• YOUR INSTRUCTIONS: In the data below, restate exactly the lines from the one with "Output the text content of this document." to the final line, both included, but not the pictures.

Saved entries
★ ★ ★ ★ ★ ★ ★

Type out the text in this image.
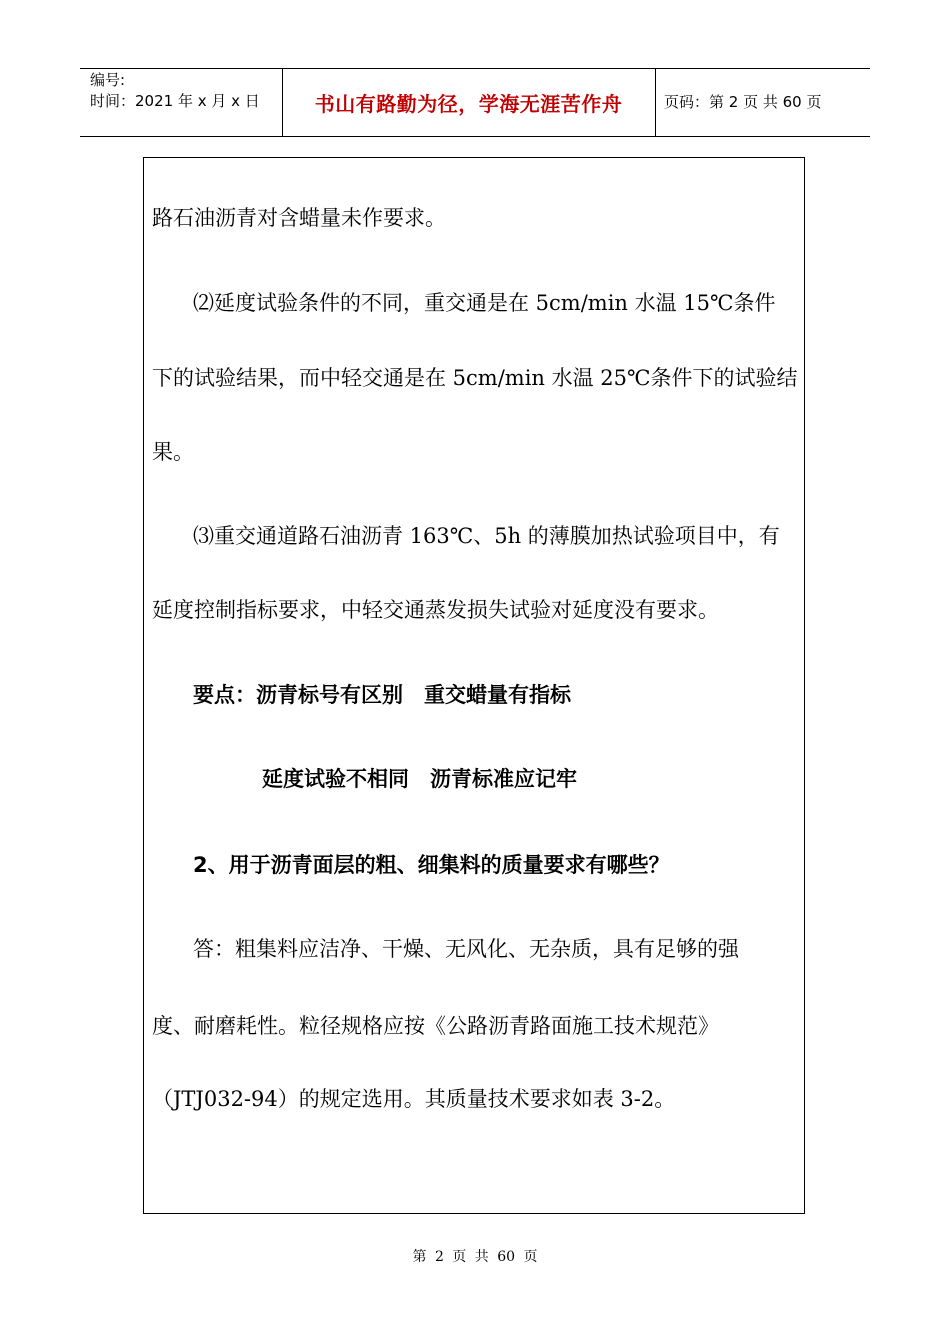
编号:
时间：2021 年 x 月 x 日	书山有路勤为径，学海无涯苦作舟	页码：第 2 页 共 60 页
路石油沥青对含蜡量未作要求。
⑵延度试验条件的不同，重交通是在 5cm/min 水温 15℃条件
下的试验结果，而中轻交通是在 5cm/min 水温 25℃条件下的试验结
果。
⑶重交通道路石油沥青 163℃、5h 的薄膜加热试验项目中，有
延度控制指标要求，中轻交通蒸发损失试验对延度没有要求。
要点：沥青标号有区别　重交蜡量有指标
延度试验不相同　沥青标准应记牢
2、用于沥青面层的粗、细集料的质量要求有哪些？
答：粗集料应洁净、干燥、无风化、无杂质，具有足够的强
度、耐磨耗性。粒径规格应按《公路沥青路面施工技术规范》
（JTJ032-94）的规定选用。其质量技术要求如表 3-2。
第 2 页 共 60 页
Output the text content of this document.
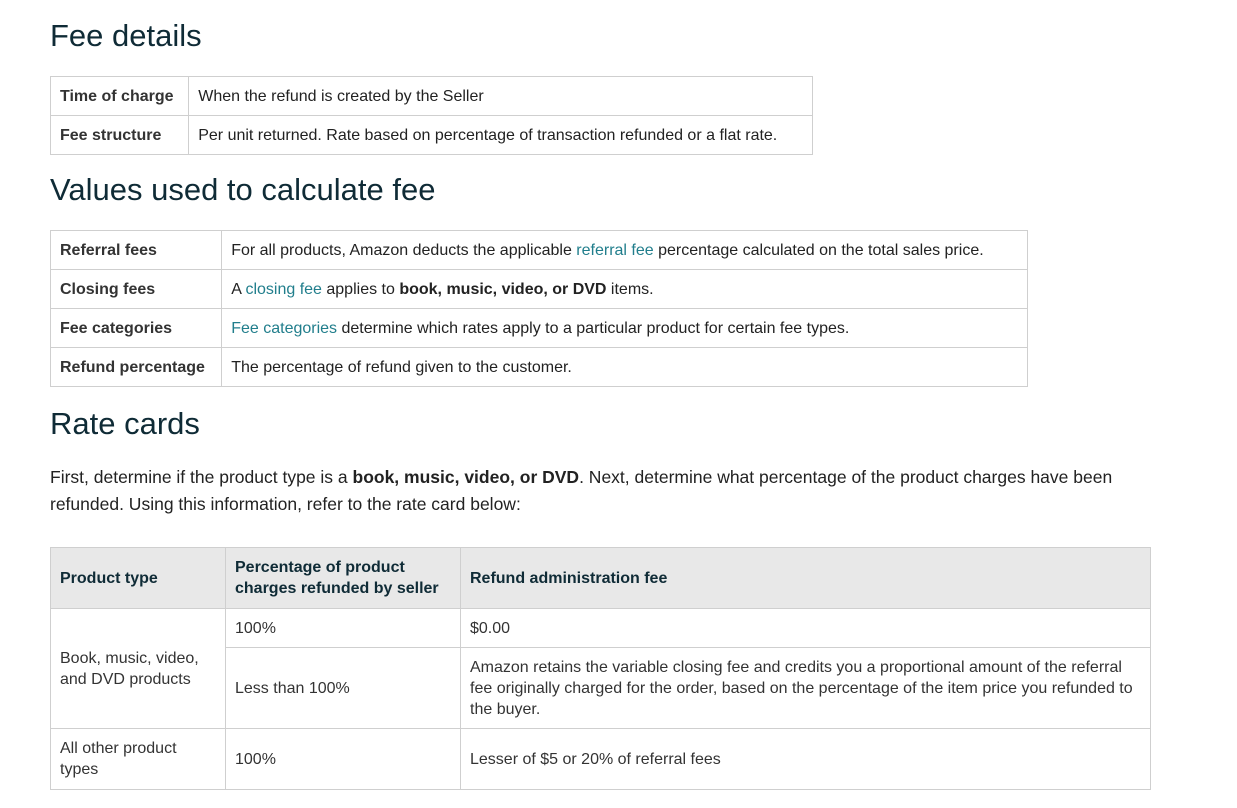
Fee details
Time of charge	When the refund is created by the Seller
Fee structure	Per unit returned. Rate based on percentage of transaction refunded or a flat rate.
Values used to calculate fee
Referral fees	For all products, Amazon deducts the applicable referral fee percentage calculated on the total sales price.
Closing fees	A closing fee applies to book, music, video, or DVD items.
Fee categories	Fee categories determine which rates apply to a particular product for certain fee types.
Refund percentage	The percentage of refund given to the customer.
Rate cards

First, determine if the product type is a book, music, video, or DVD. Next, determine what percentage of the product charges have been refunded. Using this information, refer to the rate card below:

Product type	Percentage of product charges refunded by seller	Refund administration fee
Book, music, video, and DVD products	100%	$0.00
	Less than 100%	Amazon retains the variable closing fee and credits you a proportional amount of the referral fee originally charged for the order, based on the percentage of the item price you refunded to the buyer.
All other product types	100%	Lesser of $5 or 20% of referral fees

★ ★ ★ ★ ★ ★ ★

• WRITTEN ANSWER:
Output the text content of this document.
Fee details
Time of charge	When the refund is created by the Seller
Fee structure	Per unit returned. Rate based on percentage of transaction refunded or a flat rate.
Values used to calculate fee
Referral fees	For all products, Amazon deducts the applicable referral fee percentage calculated on the total sales price.
Closing fees	A closing fee applies to book, music, video, or DVD items.
Fee categories	Fee categories determine which rates apply to a particular product for certain fee types.
Refund percentage	The percentage of refund given to the customer.
Rate cards

First, determine if the product type is a book, music, video, or DVD. Next, determine what percentage of the product charges have been refunded. Using this information, refer to the rate card below:

Product type	Percentage of product charges refunded by seller	Refund administration fee
Book, music, video, and DVD products	100%	$0.00
	Less than 100%	Amazon retains the variable closing fee and credits you a proportional amount of the referral fee originally charged for the order, based on the percentage of the item price you refunded to the buyer.
All other product types	100%	Lesser of $5 or 20% of referral fees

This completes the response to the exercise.